Task to complete: Leave out every picture, and return exactly the lines from the line containing "Transcribe the text in this document." through the end of the records below, both inclusive.

Recorded data:
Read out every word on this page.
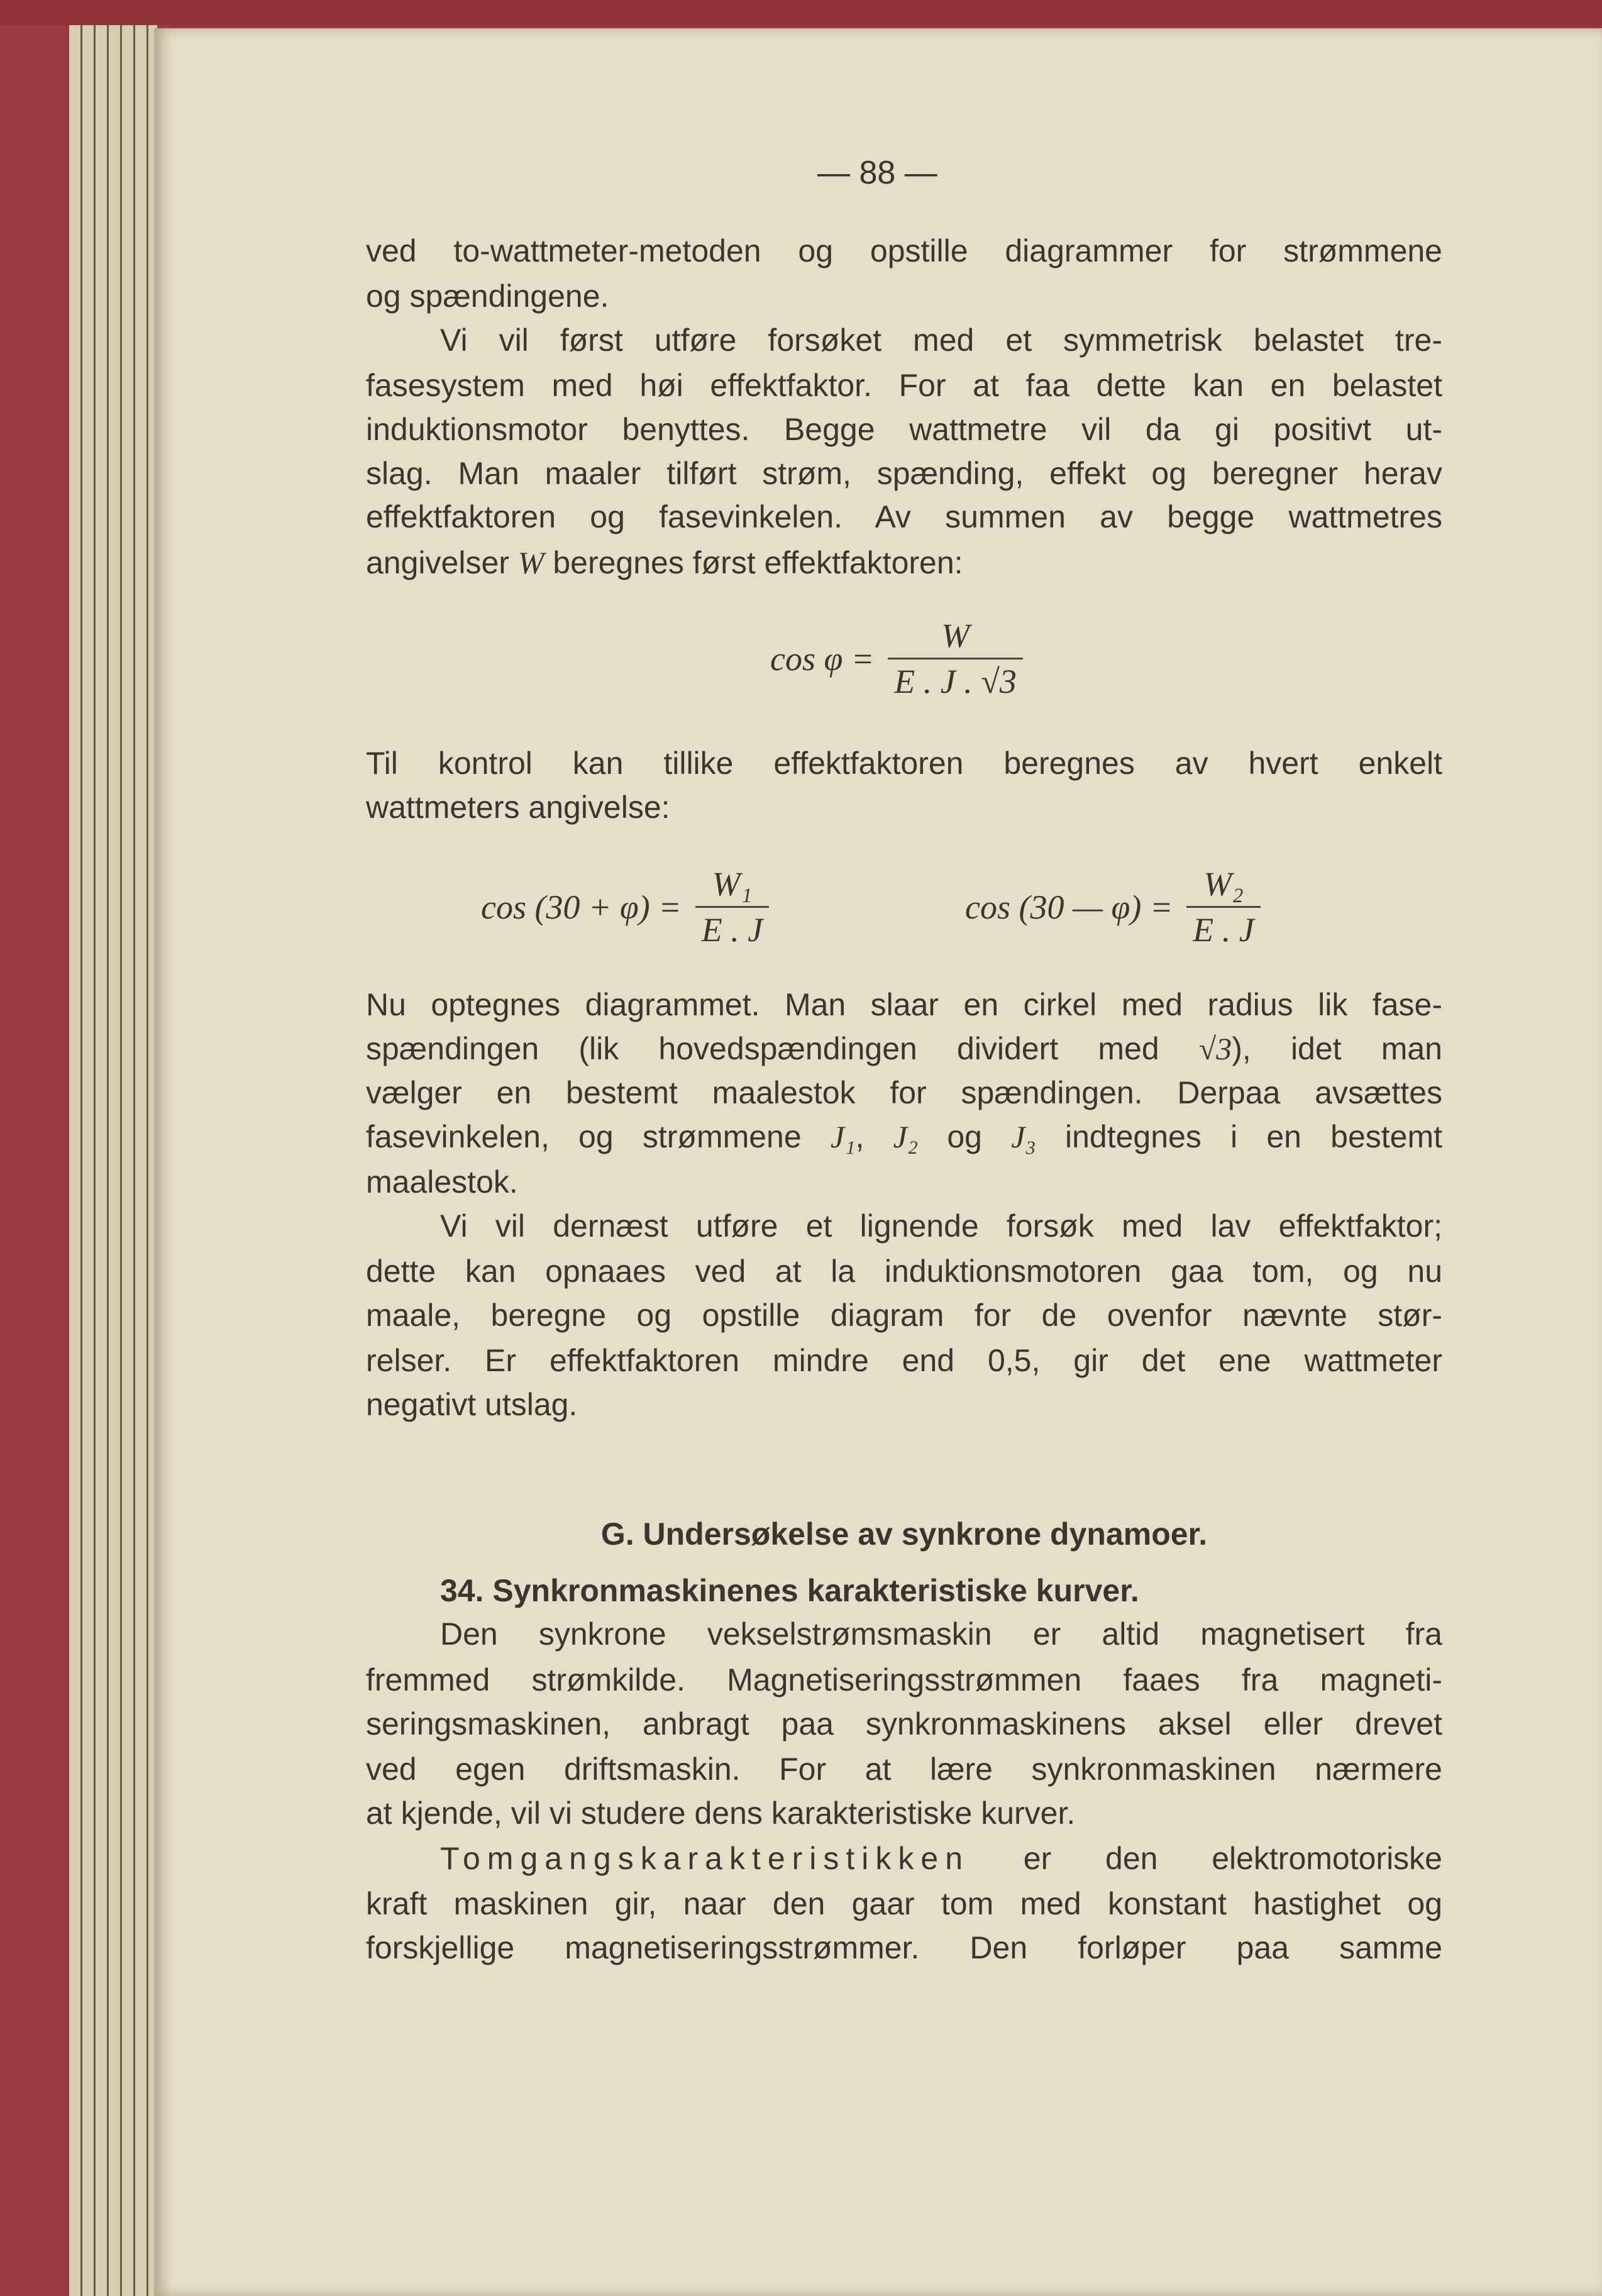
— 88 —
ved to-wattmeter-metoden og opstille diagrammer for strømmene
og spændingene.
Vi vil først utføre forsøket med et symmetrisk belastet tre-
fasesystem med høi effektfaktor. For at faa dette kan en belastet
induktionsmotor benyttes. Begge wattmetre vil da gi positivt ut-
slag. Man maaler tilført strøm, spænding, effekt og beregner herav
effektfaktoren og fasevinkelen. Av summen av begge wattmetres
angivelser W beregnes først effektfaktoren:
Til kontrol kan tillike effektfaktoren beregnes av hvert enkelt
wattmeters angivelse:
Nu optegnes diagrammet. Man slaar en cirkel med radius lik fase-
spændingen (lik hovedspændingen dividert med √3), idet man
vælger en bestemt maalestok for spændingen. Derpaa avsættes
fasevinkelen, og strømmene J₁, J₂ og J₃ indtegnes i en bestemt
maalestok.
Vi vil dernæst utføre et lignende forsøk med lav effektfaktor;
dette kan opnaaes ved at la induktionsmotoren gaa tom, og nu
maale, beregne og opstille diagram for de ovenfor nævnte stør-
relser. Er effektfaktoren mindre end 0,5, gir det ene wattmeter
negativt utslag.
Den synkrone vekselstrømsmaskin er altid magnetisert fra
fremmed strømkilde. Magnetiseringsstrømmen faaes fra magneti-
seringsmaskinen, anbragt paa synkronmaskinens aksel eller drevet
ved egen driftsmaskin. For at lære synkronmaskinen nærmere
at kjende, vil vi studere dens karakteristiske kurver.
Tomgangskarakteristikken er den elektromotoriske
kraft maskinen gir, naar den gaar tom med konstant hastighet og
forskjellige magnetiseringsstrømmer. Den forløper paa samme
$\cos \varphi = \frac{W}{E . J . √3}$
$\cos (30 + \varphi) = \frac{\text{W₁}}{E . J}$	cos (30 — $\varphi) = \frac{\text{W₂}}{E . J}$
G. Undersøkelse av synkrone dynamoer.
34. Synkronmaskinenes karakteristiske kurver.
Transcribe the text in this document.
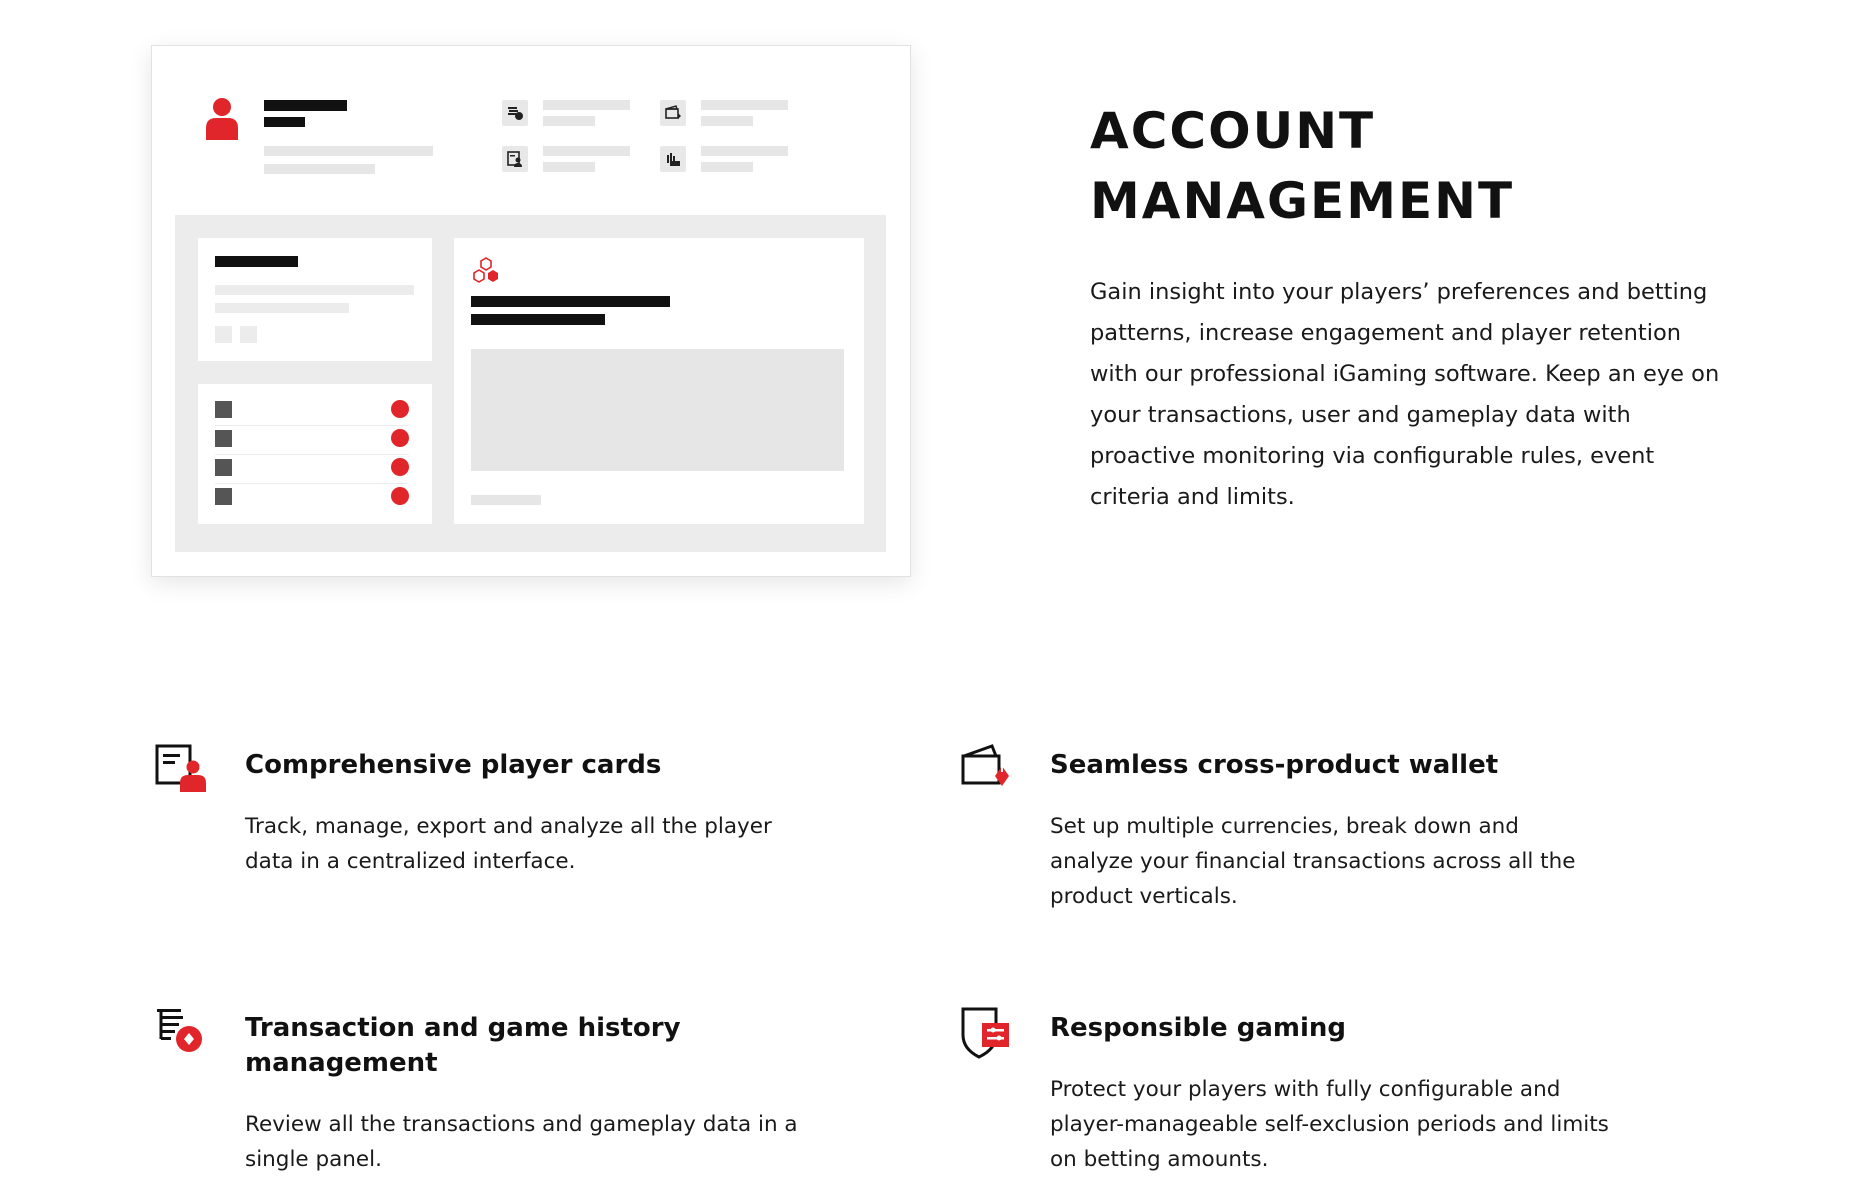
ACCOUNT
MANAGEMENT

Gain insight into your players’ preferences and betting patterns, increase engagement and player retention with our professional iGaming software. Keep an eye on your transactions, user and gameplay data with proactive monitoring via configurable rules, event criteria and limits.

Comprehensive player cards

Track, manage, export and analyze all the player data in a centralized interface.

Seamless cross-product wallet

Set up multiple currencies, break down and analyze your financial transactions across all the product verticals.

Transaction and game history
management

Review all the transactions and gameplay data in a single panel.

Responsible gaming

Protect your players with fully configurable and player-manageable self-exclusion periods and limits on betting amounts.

Response:
Transcribe the text in this document.
ACCOUNT
MANAGEMENT

Gain insight into your players’ preferences and betting patterns, increase engagement and player retention with our professional iGaming software. Keep an eye on your transactions, user and gameplay data with proactive monitoring via configurable rules, event criteria and limits.

Comprehensive player cards

Track, manage, export and analyze all the player data in a centralized interface.

Seamless cross-product wallet

Set up multiple currencies, break down and analyze your financial transactions across all the product verticals.

Transaction and game history
management

Review all the transactions and gameplay data in a single panel.

Responsible gaming

Protect your players with fully configurable and player-manageable self-exclusion periods and limits on betting amounts.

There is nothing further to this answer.